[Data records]
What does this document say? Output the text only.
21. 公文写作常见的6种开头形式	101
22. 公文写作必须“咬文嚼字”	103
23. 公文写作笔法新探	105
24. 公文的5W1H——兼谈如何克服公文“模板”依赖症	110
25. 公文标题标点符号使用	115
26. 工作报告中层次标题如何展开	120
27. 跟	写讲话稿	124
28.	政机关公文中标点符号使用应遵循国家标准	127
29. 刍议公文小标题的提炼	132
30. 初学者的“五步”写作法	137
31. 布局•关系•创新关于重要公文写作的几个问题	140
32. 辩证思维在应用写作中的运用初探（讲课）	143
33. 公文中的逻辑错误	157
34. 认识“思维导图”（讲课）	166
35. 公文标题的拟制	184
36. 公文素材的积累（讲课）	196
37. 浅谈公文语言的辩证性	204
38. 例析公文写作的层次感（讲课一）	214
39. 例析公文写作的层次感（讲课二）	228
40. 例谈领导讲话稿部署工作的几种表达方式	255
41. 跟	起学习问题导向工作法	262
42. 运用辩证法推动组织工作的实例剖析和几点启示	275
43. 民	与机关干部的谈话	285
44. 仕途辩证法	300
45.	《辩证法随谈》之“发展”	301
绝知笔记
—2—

- _Exercise brief_
All of the lines above must be returned exactly.

- _Result of the task_
What does this document say? Output the text only.
21. 公文写作常见的6种开头形式	101
22. 公文写作必须“咬文嚼字”	103
23. 公文写作笔法新探	105
24. 公文的5W1H——兼谈如何克服公文“模板”依赖症	110
25. 公文标题标点符号使用	115
26. 工作报告中层次标题如何展开	120
27. 跟	写讲话稿	124
28.	政机关公文中标点符号使用应遵循国家标准	127
29. 刍议公文小标题的提炼	132
30. 初学者的“五步”写作法	137
31. 布局•关系•创新关于重要公文写作的几个问题	140
32. 辩证思维在应用写作中的运用初探（讲课）	143
33. 公文中的逻辑错误	157
34. 认识“思维导图”（讲课）	166
35. 公文标题的拟制	184
36. 公文素材的积累（讲课）	196
37. 浅谈公文语言的辩证性	204
38. 例析公文写作的层次感（讲课一）	214
39. 例析公文写作的层次感（讲课二）	228
40. 例谈领导讲话稿部署工作的几种表达方式	255
41. 跟	起学习问题导向工作法	262
42. 运用辩证法推动组织工作的实例剖析和几点启示	275
43. 民	与机关干部的谈话	285
44. 仕途辩证法	300
45.	《辩证法随谈》之“发展”	301
绝知笔记
—2—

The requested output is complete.